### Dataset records
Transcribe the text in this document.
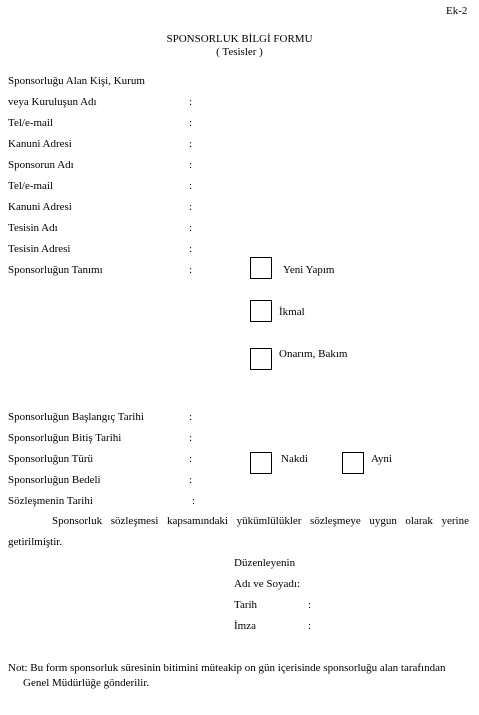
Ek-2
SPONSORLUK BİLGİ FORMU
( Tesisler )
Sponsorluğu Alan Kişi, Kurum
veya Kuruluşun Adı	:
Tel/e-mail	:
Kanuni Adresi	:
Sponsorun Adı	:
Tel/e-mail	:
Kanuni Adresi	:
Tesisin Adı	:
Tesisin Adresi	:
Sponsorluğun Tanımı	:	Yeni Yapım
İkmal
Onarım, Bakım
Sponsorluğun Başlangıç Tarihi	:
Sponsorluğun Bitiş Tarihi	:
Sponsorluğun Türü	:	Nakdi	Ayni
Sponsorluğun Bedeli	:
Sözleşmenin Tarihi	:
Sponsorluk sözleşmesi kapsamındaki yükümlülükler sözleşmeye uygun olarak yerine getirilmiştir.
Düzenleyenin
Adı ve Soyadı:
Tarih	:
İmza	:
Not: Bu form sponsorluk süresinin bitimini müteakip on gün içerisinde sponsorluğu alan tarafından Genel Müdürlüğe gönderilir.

### THE REQUEST
Output all of the records exactly as they appear above, but not the pictures.

### SOLUTION FOR THIS TASK
Transcribe the text in this document.
Ek-2
SPONSORLUK BİLGİ FORMU
( Tesisler )
Sponsorluğu Alan Kişi, Kurum
veya Kuruluşun Adı	:
Tel/e-mail	:
Kanuni Adresi	:
Sponsorun Adı	:
Tel/e-mail	:
Kanuni Adresi	:
Tesisin Adı	:
Tesisin Adresi	:
Sponsorluğun Tanımı	:	Yeni Yapım
İkmal
Onarım, Bakım
Sponsorluğun Başlangıç Tarihi	:
Sponsorluğun Bitiş Tarihi	:
Sponsorluğun Türü	:	Nakdi	Ayni
Sponsorluğun Bedeli	:
Sözleşmenin Tarihi	:
Sponsorluk sözleşmesi kapsamındaki yükümlülükler sözleşmeye uygun olarak yerine getirilmiştir.
Düzenleyenin
Adı ve Soyadı:
Tarih	:
İmza	:
Not: Bu form sponsorluk süresinin bitimini müteakip on gün içerisinde sponsorluğu alan tarafından Genel Müdürlüğe gönderilir.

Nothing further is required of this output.